» Exercise brief
Copy all the entries word for word, but omit the pictures.

» Listed records
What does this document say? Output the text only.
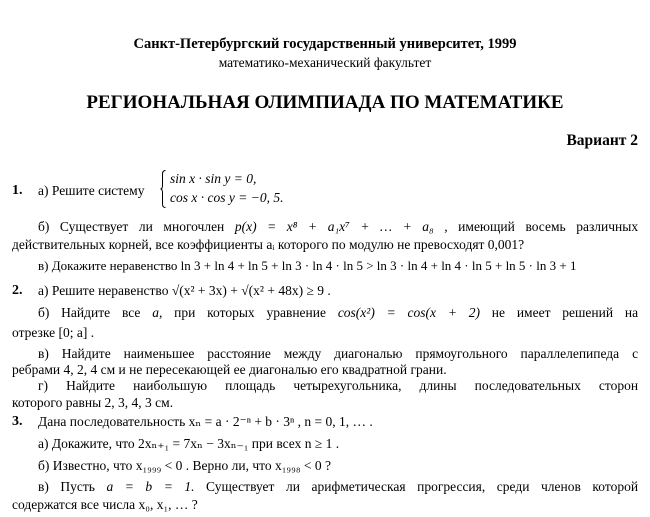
Санкт-Петербургский государственный университет, 1999
математико-механический факультет
РЕГИОНАЛЬНАЯ ОЛИМПИАДА ПО МАТЕМАТИКЕ
Вариант 2
1. а) Решите систему
sin x · sin y = 0,
cos x · cos y = −0, 5.
б) Существует ли многочлен p(x) = x⁸ + a₁x⁷ + … + a₈ , имеющий восемь различных
действительных корней, все коэффициенты aᵢ которого по модулю не превосходят 0,001?
в) Докажите неравенство ln 3 + ln 4 + ln 5 + ln 3 · ln 4 · ln 5 > ln 3 · ln 4 + ln 4 · ln 5 + ln 5 · ln 3 + 1
2. а) Решите неравенство √(x² + 3x) + √(x² + 48x) ≥ 9 .
б) Найдите все a, при которых уравнение cos(x²) = cos(x + 2) не имеет решений на
отрезке [0; a] .
в) Найдите наименьшее расстояние между диагональю прямоугольного параллелепипеда с
ребрами 4, 2, 4 см и не пересекающей ее диагональю его квадратной грани.
г) Найдите наибольшую площадь четырехугольника, длины последовательных сторон
которого равны 2, 3, 4, 3 см.
3. Дана последовательность xₙ = a · 2⁻ⁿ + b · 3ⁿ , n = 0, 1, … .
а) Докажите, что 2xₙ₊₁ = 7xₙ − 3xₙ₋₁ при всех n ≥ 1 .
б) Известно, что x₁₉₉₉ < 0 . Верно ли, что x₁₉₉₈ < 0 ?
в) Пусть a = b = 1. Существует ли арифметическая прогрессия, среди членов которой
содержатся все числа x₀, x₁, … ?
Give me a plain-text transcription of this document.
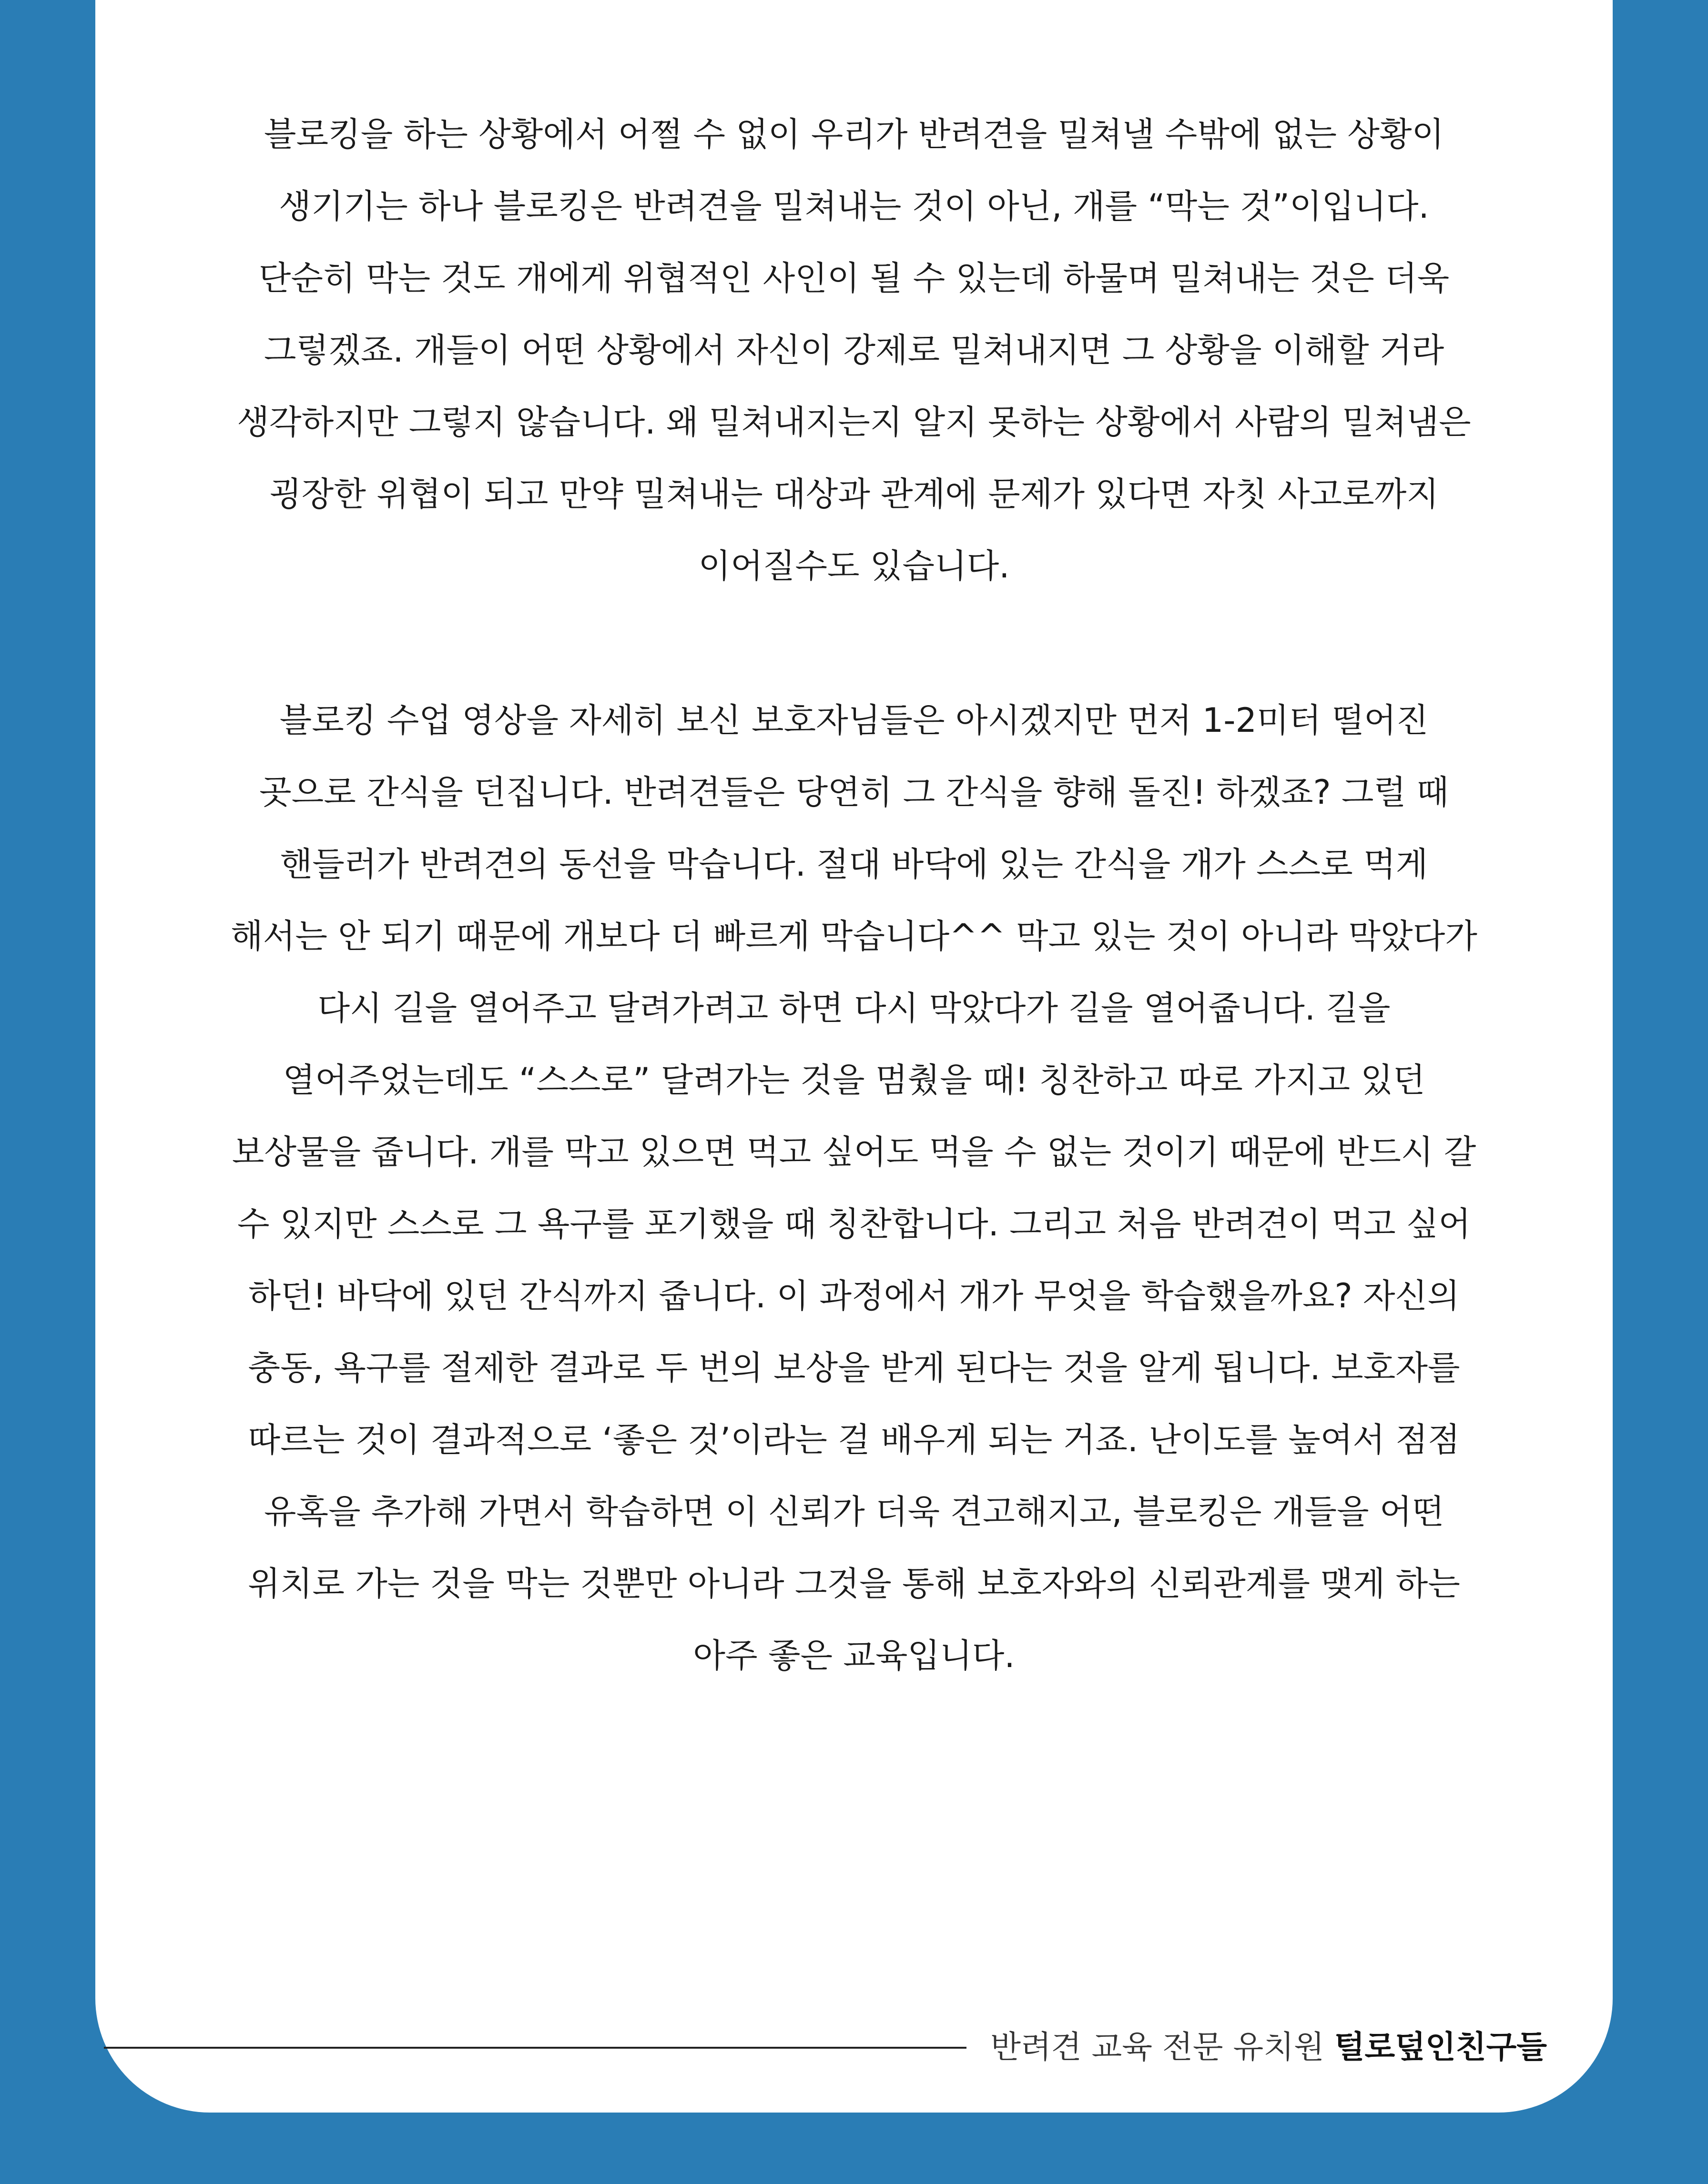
블로킹을 하는 상황에서 어쩔 수 없이 우리가 반려견을 밀쳐낼 수밖에 없는 상황이
생기기는 하나 블로킹은 반려견을 밀쳐내는 것이 아닌, 개를 “막는 것”이입니다.
단순히 막는 것도 개에게 위협적인 사인이 될 수 있는데 하물며 밀쳐내는 것은 더욱
그렇겠죠. 개들이 어떤 상황에서 자신이 강제로 밀쳐내지면 그 상황을 이해할 거라
생각하지만 그렇지 않습니다. 왜 밀쳐내지는지 알지 못하는 상황에서 사람의 밀쳐냄은
굉장한 위협이 되고 만약 밀쳐내는 대상과 관계에 문제가 있다면 자칫 사고로까지
이어질수도 있습니다.

블로킹 수업 영상을 자세히 보신 보호자님들은 아시겠지만 먼저 1-2미터 떨어진
곳으로 간식을 던집니다. 반려견들은 당연히 그 간식을 향해 돌진! 하겠죠? 그럴 때
핸들러가 반려견의 동선을 막습니다. 절대 바닥에 있는 간식을 개가 스스로 먹게
해서는 안 되기 때문에 개보다 더 빠르게 막습니다^^ 막고 있는 것이 아니라 막았다가
다시 길을 열어주고 달려가려고 하면 다시 막았다가 길을 열어줍니다. 길을
열어주었는데도 “스스로” 달려가는 것을 멈췄을 때! 칭찬하고 따로 가지고 있던
보상물을 줍니다. 개를 막고 있으면 먹고 싶어도 먹을 수 없는 것이기 때문에 반드시 갈
수 있지만 스스로 그 욕구를 포기했을 때 칭찬합니다. 그리고 처음 반려견이 먹고 싶어
하던! 바닥에 있던 간식까지 줍니다. 이 과정에서 개가 무엇을 학습했을까요? 자신의
충동, 욕구를 절제한 결과로 두 번의 보상을 받게 된다는 것을 알게 됩니다. 보호자를
따르는 것이 결과적으로 ‘좋은 것’이라는 걸 배우게 되는 거죠. 난이도를 높여서 점점
유혹을 추가해 가면서 학습하면 이 신뢰가 더욱 견고해지고, 블로킹은 개들을 어떤
위치로 가는 것을 막는 것뿐만 아니라 그것을 통해 보호자와의 신뢰관계를 맺게 하는
아주 좋은 교육입니다.

반려견 교육 전문 유치원 털로덮인친구들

» Reply
What does this document say? Output the text only.
Санкт-Петербургский государственный университет, 1999
математико-механический факультет
РЕГИОНАЛЬНАЯ ОЛИМПИАДА ПО МАТЕМАТИКЕ
Вариант 2
1. а) Решите систему
sin x · sin y = 0,
cos x · cos y = −0, 5.
б) Существует ли многочлен p(x) = x⁸ + a₁x⁷ + … + a₈ , имеющий восемь различных
действительных корней, все коэффициенты aᵢ которого по модулю не превосходят 0,001?
в) Докажите неравенство ln 3 + ln 4 + ln 5 + ln 3 · ln 4 · ln 5 > ln 3 · ln 4 + ln 4 · ln 5 + ln 5 · ln 3 + 1
2. а) Решите неравенство √(x² + 3x) + √(x² + 48x) ≥ 9 .
б) Найдите все a, при которых уравнение cos(x²) = cos(x + 2) не имеет решений на
отрезке [0; a] .
в) Найдите наименьшее расстояние между диагональю прямоугольного параллелепипеда с
ребрами 4, 2, 4 см и не пересекающей ее диагональю его квадратной грани.
г) Найдите наибольшую площадь четырехугольника, длины последовательных сторон
которого равны 2, 3, 4, 3 см.
3. Дана последовательность xₙ = a · 2⁻ⁿ + b · 3ⁿ , n = 0, 1, … .
а) Докажите, что 2xₙ₊₁ = 7xₙ − 3xₙ₋₁ при всех n ≥ 1 .
б) Известно, что x₁₉₉₉ < 0 . Верно ли, что x₁₉₉₈ < 0 ?
в) Пусть a = b = 1. Существует ли арифметическая прогрессия, среди членов которой
содержатся все числа x₀, x₁, … ?
Give me a plain-text transcription of this document.
블로킹을 하는 상황에서 어쩔 수 없이 우리가 반려견을 밀쳐낼 수밖에 없는 상황이
생기기는 하나 블로킹은 반려견을 밀쳐내는 것이 아닌, 개를 “막는 것”이입니다.
단순히 막는 것도 개에게 위협적인 사인이 될 수 있는데 하물며 밀쳐내는 것은 더욱
그렇겠죠. 개들이 어떤 상황에서 자신이 강제로 밀쳐내지면 그 상황을 이해할 거라
생각하지만 그렇지 않습니다. 왜 밀쳐내지는지 알지 못하는 상황에서 사람의 밀쳐냄은
굉장한 위협이 되고 만약 밀쳐내는 대상과 관계에 문제가 있다면 자칫 사고로까지
이어질수도 있습니다.

블로킹 수업 영상을 자세히 보신 보호자님들은 아시겠지만 먼저 1-2미터 떨어진
곳으로 간식을 던집니다. 반려견들은 당연히 그 간식을 향해 돌진! 하겠죠? 그럴 때
핸들러가 반려견의 동선을 막습니다. 절대 바닥에 있는 간식을 개가 스스로 먹게
해서는 안 되기 때문에 개보다 더 빠르게 막습니다^^ 막고 있는 것이 아니라 막았다가
다시 길을 열어주고 달려가려고 하면 다시 막았다가 길을 열어줍니다. 길을
열어주었는데도 “스스로” 달려가는 것을 멈췄을 때! 칭찬하고 따로 가지고 있던
보상물을 줍니다. 개를 막고 있으면 먹고 싶어도 먹을 수 없는 것이기 때문에 반드시 갈
수 있지만 스스로 그 욕구를 포기했을 때 칭찬합니다. 그리고 처음 반려견이 먹고 싶어
하던! 바닥에 있던 간식까지 줍니다. 이 과정에서 개가 무엇을 학습했을까요? 자신의
충동, 욕구를 절제한 결과로 두 번의 보상을 받게 된다는 것을 알게 됩니다. 보호자를
따르는 것이 결과적으로 ‘좋은 것’이라는 걸 배우게 되는 거죠. 난이도를 높여서 점점
유혹을 추가해 가면서 학습하면 이 신뢰가 더욱 견고해지고, 블로킹은 개들을 어떤
위치로 가는 것을 막는 것뿐만 아니라 그것을 통해 보호자와의 신뢰관계를 맺게 하는
아주 좋은 교육입니다.

반려견 교육 전문 유치원 털로덮인친구들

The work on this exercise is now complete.